What lines of the data include the string "title"? Copy them all.

## Start

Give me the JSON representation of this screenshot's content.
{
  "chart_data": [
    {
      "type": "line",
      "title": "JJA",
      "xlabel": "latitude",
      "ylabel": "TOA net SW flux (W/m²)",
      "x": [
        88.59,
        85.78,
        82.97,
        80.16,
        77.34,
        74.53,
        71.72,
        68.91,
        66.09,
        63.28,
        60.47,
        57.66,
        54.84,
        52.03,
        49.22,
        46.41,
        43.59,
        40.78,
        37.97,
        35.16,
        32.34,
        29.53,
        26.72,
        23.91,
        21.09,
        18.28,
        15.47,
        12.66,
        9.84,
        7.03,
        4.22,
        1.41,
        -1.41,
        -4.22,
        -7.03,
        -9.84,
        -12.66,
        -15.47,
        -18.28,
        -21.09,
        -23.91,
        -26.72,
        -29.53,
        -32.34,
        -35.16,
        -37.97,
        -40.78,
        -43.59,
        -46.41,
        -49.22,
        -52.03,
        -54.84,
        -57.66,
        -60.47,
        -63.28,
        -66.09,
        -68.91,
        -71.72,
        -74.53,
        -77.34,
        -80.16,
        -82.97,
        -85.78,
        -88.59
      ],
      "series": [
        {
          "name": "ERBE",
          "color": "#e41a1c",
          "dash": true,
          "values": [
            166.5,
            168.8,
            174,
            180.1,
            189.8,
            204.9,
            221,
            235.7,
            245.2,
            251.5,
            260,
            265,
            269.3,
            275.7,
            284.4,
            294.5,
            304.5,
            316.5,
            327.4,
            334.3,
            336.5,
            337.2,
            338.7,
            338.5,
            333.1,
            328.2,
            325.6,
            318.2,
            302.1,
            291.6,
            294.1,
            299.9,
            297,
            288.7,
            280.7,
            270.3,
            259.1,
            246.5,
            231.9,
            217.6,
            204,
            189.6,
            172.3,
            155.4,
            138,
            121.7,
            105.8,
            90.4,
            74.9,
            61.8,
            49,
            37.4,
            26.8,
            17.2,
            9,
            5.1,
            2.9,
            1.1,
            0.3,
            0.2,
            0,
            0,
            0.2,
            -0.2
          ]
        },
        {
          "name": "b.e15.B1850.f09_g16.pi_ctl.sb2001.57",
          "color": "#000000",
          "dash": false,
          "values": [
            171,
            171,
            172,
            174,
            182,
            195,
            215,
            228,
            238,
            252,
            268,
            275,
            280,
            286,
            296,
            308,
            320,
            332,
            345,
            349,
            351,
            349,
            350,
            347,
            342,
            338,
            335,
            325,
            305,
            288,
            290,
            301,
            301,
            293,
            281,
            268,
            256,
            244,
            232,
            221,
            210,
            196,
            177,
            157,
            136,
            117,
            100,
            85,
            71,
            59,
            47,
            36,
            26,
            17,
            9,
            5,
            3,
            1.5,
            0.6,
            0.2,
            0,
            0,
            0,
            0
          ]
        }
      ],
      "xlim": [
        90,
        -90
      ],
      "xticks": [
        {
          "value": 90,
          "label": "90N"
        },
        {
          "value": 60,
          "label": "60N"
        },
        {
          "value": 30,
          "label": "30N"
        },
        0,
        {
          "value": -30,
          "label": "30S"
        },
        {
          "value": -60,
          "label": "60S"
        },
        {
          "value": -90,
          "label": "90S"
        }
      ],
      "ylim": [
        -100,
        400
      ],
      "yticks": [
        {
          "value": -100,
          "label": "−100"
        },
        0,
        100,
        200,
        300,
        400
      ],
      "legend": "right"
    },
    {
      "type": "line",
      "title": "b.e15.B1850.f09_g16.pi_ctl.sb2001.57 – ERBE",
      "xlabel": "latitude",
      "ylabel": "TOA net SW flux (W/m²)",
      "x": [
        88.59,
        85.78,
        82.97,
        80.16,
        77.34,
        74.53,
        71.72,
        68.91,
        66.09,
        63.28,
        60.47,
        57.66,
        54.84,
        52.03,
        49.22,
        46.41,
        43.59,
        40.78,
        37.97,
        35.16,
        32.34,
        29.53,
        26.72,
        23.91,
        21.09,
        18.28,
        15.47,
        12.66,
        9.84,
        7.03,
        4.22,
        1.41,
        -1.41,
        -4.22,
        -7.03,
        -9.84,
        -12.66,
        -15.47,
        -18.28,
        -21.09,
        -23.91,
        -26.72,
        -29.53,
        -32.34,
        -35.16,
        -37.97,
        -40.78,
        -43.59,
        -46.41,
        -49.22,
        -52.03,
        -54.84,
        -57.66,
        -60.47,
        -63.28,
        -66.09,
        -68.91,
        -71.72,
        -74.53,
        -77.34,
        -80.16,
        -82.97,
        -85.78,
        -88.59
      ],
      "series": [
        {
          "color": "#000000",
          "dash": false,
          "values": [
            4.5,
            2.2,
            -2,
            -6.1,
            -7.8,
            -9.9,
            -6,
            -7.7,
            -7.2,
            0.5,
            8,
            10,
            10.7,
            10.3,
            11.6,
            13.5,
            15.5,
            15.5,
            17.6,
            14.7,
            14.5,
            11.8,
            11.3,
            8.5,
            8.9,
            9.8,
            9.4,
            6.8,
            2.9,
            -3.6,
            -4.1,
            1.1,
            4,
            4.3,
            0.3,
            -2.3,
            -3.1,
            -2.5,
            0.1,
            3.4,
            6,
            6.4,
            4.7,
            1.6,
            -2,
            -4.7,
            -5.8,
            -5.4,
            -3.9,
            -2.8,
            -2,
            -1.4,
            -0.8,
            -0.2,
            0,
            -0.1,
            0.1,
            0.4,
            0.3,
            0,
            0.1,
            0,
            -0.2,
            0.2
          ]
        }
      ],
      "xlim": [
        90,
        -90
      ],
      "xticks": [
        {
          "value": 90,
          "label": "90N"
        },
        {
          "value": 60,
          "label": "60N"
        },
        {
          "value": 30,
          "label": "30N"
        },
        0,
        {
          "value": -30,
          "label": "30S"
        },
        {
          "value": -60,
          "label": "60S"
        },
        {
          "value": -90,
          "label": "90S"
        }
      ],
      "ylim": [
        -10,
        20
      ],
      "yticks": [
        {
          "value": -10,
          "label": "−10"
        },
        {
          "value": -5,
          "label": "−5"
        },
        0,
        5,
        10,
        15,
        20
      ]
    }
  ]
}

## End

» **THE REPLY**
      "title": "JJA",
      "title": "b.e15.B1850.f09_g16.pi_ctl.sb2001.57 – ERBE",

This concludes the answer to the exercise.